==== Supplied data

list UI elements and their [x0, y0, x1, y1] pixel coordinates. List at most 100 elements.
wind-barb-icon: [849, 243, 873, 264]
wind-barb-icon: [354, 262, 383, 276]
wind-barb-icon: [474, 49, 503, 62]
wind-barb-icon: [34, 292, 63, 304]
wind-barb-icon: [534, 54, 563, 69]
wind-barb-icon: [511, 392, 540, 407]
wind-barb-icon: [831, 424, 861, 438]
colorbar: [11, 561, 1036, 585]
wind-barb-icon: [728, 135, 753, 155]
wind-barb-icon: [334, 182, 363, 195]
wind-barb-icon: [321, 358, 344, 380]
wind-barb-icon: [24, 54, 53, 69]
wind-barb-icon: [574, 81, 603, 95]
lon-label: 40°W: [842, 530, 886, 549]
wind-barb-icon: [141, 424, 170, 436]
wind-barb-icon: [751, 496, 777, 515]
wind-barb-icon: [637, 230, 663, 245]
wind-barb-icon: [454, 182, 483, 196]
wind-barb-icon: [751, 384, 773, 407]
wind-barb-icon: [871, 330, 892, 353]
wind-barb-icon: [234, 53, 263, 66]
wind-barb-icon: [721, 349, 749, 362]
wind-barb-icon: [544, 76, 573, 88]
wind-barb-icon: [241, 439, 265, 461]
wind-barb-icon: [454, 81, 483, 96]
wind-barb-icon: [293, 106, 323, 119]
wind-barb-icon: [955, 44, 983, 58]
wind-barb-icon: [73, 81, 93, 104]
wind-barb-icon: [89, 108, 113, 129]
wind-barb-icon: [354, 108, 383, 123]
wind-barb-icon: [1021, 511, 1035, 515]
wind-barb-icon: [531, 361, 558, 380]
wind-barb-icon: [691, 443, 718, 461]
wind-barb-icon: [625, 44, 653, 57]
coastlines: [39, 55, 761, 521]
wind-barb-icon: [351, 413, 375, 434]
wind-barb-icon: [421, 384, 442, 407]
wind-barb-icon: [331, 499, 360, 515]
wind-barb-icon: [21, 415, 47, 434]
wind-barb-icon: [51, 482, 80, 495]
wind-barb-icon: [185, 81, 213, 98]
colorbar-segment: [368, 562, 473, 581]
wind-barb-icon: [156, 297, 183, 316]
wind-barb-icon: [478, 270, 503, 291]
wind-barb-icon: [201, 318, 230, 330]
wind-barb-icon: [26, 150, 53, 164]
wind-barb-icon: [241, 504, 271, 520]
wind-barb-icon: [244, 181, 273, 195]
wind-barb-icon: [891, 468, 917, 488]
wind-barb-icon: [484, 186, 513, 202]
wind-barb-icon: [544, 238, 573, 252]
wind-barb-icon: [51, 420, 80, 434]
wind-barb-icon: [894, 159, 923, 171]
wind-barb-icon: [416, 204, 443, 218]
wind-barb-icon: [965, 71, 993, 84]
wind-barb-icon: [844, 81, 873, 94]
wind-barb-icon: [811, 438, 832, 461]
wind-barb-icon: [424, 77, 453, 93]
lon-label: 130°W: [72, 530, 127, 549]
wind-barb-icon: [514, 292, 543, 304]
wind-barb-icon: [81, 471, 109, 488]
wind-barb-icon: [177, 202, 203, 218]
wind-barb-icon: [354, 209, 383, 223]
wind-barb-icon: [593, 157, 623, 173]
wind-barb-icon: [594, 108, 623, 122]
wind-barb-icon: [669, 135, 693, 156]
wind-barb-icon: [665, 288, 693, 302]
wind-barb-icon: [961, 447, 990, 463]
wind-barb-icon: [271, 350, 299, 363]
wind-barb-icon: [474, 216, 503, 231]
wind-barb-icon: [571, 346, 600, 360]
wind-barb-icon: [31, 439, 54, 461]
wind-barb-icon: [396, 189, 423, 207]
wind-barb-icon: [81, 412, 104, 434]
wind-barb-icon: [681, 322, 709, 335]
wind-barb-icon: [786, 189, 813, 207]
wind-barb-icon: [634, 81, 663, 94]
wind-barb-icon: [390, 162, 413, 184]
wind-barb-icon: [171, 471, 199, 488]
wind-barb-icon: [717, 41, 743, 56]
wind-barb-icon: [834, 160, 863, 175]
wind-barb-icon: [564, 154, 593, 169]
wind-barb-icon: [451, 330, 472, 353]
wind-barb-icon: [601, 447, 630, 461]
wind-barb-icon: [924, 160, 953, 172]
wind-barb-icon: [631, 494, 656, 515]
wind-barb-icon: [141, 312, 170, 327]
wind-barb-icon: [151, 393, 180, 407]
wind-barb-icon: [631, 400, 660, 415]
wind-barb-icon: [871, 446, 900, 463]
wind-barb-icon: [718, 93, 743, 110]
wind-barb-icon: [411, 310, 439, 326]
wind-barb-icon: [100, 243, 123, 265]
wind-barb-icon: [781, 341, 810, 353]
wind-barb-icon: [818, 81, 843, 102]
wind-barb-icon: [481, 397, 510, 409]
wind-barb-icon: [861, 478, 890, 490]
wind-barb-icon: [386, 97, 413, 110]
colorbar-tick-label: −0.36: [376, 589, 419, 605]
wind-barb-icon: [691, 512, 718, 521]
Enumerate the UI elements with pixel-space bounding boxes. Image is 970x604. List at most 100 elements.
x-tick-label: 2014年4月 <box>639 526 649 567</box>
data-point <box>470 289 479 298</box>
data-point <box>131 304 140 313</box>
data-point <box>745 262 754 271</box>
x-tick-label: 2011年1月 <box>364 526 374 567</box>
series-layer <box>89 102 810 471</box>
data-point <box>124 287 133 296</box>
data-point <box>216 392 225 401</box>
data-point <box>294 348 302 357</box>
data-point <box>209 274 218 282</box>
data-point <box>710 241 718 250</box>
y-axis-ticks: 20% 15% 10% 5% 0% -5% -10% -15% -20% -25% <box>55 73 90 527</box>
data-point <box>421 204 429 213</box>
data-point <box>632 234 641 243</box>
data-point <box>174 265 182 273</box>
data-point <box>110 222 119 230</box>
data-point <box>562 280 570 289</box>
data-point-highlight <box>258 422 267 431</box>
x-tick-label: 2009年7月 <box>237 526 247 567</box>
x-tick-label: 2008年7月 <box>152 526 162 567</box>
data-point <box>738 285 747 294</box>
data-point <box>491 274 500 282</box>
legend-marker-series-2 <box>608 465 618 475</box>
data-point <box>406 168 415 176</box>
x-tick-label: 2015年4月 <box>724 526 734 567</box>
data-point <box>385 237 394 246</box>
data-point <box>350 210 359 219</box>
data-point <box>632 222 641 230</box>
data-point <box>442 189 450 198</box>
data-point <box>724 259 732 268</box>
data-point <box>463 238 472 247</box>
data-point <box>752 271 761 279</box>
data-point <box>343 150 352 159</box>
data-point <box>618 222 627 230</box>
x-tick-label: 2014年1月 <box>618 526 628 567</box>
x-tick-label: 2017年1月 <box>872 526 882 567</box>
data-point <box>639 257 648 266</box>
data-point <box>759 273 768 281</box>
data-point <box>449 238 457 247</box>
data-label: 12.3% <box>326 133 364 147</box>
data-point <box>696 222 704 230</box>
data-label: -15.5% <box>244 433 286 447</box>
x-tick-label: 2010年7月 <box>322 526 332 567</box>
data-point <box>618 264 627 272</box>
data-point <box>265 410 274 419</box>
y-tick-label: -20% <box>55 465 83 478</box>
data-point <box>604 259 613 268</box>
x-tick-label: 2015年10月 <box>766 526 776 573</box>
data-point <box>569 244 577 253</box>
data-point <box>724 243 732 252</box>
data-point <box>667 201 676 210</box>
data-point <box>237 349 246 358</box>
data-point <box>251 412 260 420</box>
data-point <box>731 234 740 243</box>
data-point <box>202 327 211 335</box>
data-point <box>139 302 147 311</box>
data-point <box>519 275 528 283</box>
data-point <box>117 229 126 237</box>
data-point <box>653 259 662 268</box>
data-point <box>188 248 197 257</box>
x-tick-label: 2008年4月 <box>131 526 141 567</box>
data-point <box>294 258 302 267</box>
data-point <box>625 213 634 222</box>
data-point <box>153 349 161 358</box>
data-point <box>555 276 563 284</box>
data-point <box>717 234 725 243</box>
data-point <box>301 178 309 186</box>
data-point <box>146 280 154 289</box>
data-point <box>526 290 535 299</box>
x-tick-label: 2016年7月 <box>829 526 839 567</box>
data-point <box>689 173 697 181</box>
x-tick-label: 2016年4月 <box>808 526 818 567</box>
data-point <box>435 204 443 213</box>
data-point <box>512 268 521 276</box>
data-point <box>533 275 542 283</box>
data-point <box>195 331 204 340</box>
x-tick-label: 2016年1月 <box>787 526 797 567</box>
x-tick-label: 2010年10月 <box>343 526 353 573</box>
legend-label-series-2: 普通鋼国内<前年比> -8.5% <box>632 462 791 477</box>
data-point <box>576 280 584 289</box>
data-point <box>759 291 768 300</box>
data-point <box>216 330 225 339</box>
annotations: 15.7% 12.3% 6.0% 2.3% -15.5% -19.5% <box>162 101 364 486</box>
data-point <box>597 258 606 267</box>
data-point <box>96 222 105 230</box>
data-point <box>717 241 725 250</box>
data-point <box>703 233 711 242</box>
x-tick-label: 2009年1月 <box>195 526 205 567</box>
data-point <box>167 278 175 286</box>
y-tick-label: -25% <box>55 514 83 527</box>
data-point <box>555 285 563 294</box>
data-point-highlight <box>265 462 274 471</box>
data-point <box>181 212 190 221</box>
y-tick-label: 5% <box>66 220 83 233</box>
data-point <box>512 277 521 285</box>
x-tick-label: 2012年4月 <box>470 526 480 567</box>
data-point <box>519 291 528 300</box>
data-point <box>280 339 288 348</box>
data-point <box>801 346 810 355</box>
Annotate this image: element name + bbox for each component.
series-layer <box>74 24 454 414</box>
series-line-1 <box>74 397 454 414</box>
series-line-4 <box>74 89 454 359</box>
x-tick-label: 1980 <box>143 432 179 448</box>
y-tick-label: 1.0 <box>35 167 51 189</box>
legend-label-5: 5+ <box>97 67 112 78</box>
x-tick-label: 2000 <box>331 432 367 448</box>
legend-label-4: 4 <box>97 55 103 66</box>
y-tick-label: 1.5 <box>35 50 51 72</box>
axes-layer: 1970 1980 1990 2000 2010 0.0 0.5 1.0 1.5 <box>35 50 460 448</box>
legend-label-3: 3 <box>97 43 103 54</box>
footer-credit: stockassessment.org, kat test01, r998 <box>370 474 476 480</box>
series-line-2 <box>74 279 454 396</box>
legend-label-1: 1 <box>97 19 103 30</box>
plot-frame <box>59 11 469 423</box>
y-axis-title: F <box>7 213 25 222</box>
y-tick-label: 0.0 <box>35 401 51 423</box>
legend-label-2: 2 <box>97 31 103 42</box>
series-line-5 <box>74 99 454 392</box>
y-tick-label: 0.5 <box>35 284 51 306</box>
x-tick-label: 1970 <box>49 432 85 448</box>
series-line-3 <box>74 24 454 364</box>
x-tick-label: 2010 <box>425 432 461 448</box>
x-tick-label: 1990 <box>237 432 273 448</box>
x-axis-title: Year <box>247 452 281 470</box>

========

Rewrite everything from the start of the entries down to the line that contains "wind-barb-icon: [728, 135, 753, 155]", putting "interface elements" in place of "UI elements" and keeping all else unchanged.

list interface elements and their [x0, y0, x1, y1] pixel coordinates. List at most 100 elements.
wind-barb-icon: [849, 243, 873, 264]
wind-barb-icon: [354, 262, 383, 276]
wind-barb-icon: [474, 49, 503, 62]
wind-barb-icon: [34, 292, 63, 304]
wind-barb-icon: [534, 54, 563, 69]
wind-barb-icon: [511, 392, 540, 407]
wind-barb-icon: [831, 424, 861, 438]
colorbar: [11, 561, 1036, 585]
wind-barb-icon: [728, 135, 753, 155]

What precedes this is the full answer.